Verify the deployment:

kubectl get pods -n monitoring

Port-forward to access services locally:

# Prometheus UI
kubectl port-forward svc/prometheus-kube-prometheus-prometheus 9090:9090 -n monitoring

# Grafana (default credentials: admin / the password you set)
kubectl port-forward svc/prometheus-grafana 3000:80 -n monitoring

# Alertmanager
kubectl port-forward svc/prometheus-kube-prometheus-alertmanager 9093:9093 -n monitoring

Production Values for Kubernetes #

# values-production.yaml
prometheus:
  prometheusSpec:
    resources:
      requests:
        memory: 2Gi
        cpu: 500m
      limits:
        memory: 4Gi
        cpu: 2000m
    storageSpec:
      volumeClaimTemplate:
        spec:
          storageClassName: gp3
          accessModes: ["ReadWriteOnce"]
          resources:
            requests:
              storage: 100Gi
    retention: "30d"
    retentionSize: "90GB"
    scrapeInterval: "30s"
    enableAdminAPI: false

alertmanager:
  alertmanagerSpec:
    resources:
      requests:
        memory: 256Mi
        cpu: 100m
      limits:
        memory: 512Mi
        cpu: 500m

grafana:
  enabled: true
  persistence:
    enabled: true
    size: 10Gi

Apply with:

helm upgrade --install prometheus prometheus-community/kube-prometheus-stack \
  -n monitoring -f values-production.yaml

Integration with Docker, Kubernetes, Grafana, and Alertmanager #

Prometheus + Grafana Dashboard #

Grafana connects to Prometheus as a data source. After launching the stack, add Prometheus:

  1. Navigate to Grafana → Configuration → Data Sources → Add Data Source
  2. Select Prometheus
  3. URL: http://prometheus:9090 (Docker) or http://prometheus-kube-prometheus-prometheus.monitoring.svc.cluster.local:9090 (Kubernetes)
  4. Click Save & Test

Import dashboard ID 1860 (Node Exporter Full) for a complete host metrics dashboard, or dashboard ID 14282 for cAdvisor container metrics.

Grafana Dashboard Example

Prometheus + Alertmanager Alerting Rules #

Create alert-rules.yml:

groups:
  - name: node-alerts
    rules:
      - alert: HighMemoryUsage
        expr: (node_memory_MemTotal_bytes - node_memory_MemAvailable_bytes) / node_memory_MemTotal_bytes * 100 > 85
        for: 5m
        labels:
          severity: warning
        annotations:
          summary: "High memory usage on {{ $labels.instance }}"
          description: "Memory usage is above 85% (current value: {{ $value }}%)"

      - alert: HighCPUUsage
        expr: 100 - (avg by(instance) (irate(node_cpu_seconds_total{mode="idle"}[5m])) * 100) > 80
        for: 5m
        labels:
          severity: critical
        annotations:
          summary: "High CPU usage on {{ $labels.instance }}"

### EXTRACTED ENTRIES:

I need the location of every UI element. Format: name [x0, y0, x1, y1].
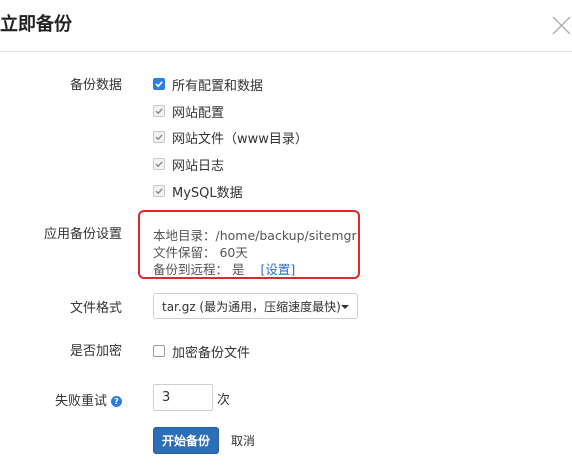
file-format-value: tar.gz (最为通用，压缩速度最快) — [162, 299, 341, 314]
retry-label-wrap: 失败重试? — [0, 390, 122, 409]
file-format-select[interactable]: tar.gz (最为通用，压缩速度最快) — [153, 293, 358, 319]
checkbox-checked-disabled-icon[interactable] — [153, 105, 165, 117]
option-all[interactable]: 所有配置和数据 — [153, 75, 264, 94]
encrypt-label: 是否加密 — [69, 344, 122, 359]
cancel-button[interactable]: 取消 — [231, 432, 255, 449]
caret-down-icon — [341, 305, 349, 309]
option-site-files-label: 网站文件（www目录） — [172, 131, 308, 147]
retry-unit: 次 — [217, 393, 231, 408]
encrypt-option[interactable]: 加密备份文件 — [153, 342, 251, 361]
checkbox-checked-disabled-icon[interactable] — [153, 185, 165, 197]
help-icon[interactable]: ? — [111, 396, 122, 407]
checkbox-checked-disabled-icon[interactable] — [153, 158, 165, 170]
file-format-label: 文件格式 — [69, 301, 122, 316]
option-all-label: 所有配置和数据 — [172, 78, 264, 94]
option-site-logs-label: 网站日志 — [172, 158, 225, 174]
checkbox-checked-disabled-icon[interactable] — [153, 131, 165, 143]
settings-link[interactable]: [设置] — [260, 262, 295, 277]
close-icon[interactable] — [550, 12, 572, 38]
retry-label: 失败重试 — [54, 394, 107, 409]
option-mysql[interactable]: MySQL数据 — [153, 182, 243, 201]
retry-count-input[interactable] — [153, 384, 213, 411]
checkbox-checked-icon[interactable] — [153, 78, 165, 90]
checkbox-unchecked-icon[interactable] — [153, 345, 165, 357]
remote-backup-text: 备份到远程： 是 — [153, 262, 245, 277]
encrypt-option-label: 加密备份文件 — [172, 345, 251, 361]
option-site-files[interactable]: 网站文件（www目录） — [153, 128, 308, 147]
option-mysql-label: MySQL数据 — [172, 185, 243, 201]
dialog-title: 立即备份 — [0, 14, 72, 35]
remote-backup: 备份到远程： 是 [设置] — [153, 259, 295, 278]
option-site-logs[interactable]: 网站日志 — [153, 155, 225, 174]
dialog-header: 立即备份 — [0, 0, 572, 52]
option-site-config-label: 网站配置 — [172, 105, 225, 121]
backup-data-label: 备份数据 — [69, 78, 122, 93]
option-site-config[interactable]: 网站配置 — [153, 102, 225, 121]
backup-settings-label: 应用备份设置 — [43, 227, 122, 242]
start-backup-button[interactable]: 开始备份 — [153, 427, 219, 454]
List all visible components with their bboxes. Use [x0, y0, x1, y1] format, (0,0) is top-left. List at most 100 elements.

==

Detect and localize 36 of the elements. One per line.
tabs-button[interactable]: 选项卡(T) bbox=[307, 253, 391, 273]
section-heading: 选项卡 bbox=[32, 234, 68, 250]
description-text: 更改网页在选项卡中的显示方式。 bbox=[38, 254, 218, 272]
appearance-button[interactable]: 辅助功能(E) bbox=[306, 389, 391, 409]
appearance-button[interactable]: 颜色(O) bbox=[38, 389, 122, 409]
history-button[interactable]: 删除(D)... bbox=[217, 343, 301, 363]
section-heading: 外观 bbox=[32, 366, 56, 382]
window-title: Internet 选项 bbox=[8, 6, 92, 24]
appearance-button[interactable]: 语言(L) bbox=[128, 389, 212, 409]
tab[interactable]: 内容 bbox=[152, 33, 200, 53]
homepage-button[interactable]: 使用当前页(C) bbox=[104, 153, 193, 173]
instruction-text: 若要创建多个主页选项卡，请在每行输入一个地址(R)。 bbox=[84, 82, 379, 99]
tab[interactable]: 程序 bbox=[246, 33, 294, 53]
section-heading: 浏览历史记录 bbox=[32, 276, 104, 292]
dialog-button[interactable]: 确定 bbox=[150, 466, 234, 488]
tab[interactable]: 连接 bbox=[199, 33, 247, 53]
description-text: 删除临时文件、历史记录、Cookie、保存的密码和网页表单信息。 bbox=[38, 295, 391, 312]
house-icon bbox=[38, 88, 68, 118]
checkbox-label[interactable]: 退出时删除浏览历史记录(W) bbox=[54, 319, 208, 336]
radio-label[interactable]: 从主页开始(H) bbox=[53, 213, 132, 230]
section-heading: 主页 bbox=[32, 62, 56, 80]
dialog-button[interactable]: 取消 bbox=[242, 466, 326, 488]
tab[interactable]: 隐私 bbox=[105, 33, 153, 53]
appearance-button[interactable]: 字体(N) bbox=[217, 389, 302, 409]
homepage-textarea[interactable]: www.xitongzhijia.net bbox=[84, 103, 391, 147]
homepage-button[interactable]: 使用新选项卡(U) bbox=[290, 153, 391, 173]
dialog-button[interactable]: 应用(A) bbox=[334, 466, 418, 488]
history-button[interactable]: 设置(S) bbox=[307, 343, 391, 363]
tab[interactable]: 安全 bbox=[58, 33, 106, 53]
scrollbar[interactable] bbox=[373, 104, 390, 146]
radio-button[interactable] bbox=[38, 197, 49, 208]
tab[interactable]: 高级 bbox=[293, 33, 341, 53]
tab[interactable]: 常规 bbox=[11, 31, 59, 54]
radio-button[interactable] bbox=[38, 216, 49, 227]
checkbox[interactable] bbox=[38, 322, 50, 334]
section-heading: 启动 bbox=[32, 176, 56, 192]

...

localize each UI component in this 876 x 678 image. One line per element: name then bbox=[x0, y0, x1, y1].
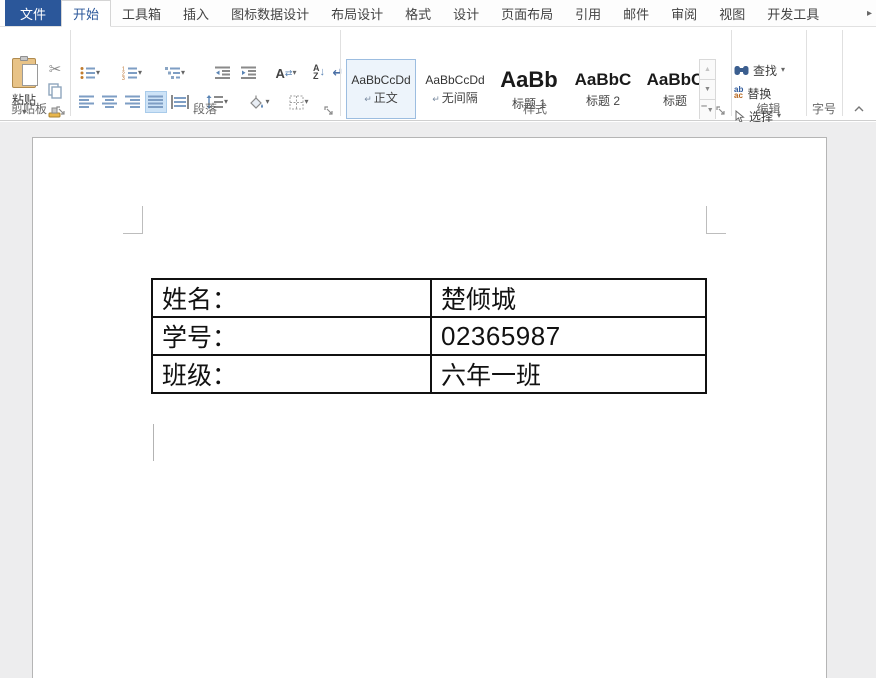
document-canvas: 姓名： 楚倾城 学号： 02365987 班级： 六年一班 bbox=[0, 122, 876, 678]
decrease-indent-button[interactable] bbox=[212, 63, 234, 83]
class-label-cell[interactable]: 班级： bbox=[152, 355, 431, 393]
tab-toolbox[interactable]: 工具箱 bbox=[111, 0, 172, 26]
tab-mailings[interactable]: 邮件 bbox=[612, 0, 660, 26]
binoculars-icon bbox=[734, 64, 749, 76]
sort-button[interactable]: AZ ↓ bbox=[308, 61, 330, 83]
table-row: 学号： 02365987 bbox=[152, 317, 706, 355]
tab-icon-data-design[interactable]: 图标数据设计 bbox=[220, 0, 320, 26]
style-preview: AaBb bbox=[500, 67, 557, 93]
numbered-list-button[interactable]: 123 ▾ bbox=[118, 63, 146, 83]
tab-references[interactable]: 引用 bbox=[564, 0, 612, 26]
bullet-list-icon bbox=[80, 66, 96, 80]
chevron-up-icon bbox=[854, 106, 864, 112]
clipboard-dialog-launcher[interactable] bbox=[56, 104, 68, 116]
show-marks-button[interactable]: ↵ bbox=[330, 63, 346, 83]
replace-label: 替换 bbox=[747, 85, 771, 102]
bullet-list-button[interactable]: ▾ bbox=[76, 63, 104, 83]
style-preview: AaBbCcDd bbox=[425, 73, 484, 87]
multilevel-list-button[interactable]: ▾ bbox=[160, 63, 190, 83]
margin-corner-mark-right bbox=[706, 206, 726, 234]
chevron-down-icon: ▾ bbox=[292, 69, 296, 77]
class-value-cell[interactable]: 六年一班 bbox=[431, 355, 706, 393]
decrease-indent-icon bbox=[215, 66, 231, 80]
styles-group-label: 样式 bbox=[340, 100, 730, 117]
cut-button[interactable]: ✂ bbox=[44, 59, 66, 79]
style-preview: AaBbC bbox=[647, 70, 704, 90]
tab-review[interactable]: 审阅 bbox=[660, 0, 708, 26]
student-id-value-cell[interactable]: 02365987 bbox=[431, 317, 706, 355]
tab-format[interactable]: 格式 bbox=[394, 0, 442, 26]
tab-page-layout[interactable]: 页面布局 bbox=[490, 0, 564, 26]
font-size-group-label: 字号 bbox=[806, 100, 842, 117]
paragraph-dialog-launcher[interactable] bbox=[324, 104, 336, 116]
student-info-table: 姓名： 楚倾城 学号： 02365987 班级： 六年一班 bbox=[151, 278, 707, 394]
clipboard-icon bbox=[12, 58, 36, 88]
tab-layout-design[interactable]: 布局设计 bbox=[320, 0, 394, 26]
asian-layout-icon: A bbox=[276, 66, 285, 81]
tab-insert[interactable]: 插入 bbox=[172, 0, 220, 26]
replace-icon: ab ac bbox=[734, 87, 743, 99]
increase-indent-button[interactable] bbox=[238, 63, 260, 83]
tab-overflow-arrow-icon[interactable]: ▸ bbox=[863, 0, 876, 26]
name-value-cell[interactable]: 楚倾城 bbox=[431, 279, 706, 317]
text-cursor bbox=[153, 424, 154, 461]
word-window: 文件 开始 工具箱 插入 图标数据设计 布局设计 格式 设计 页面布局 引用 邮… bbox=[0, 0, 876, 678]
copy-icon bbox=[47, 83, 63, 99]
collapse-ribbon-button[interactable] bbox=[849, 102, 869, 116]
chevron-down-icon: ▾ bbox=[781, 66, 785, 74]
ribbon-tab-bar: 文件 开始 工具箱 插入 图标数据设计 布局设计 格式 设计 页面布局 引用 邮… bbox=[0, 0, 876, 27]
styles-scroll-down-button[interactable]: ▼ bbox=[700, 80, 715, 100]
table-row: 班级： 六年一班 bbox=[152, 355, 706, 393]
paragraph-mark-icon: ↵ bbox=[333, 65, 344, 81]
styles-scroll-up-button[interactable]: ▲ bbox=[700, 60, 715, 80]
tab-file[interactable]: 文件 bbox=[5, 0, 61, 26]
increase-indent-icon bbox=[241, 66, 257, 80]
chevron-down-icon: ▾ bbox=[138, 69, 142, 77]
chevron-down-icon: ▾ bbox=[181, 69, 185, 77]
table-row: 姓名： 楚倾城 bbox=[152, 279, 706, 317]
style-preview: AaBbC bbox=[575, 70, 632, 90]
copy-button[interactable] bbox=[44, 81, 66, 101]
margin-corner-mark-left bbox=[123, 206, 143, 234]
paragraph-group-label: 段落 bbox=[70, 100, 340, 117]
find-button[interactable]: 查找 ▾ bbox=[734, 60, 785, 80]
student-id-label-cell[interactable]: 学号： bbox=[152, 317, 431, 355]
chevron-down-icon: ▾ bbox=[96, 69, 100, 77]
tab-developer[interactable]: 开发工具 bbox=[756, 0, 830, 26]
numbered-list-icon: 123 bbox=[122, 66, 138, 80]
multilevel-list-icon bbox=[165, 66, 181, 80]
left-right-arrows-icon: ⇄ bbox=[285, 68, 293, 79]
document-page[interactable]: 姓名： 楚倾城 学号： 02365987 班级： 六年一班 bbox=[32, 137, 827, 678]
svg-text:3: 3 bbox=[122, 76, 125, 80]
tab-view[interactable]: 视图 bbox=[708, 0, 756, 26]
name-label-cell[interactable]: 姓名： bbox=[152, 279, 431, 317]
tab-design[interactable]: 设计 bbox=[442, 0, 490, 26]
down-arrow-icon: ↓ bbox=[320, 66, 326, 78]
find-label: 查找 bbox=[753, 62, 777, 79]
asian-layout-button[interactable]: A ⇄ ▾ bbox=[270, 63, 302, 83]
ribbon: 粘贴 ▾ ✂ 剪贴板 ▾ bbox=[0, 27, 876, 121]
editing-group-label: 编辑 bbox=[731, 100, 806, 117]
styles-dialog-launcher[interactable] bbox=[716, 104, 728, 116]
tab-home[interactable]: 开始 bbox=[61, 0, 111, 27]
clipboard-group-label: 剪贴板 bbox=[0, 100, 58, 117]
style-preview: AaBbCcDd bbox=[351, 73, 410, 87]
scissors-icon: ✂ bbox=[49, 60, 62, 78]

### ACTIONS TO TAKE:
- 1) Translate this sentence from the Prometheus setup guide into Spanish: "Grafana connects to Prometheus as a data source."
- 2) Reproduce the part of the Prometheus setup guide that begins at the words "4. Click Save" and stops after "cAdvisor container metrics.".
- 3) Write the next part of the Prometheus setup guide, picking up right after its last line.
None of the work here needs the items.

### EXERCISE RESPONSES:
- 1) Grafana se conecta a Prometheus como fuente de datos.

- 2)
4. Click Save & Test

Import dashboard ID 1860 (Node Exporter Full) for a complete host metrics dashboard, or dashboard ID 14282 for cAdvisor container metrics.

- 3)
          description: "CPU usage is above 80% (current value: {{ $value }}%)"

      - alert: DiskSpaceLow
        expr: (node_filesystem_avail_bytes / node_filesystem_size_bytes) * 100 < 10
        for: 5m
        labels:
          severity: warning
        annotations:
          summary: "Low disk space on {{ $labels.instance }}"
          description: "Disk space is below 10% (mountpoint: {{ $labels.mountpoint }})"

      - alert: InstanceDown
        expr: up == 0
        for: 3m
        labels:
          severity: critical
        annotations:
          summary: "Instance {{ $labels.instance }} is down"
          description: "Target has been unreachable for more than 3 minutes"

      - alert: HighRequestLatency
        expr: histogram_quantile(0.95, rate(http_request_duration_seconds_bucket[5m])) > 0.5
        for: 5m
        labels:
          severity: warning
        annotations:
          summary: "High request latency on {{ $labels.instance }}"
          description: "95th percentile latency is {{ $value }}s"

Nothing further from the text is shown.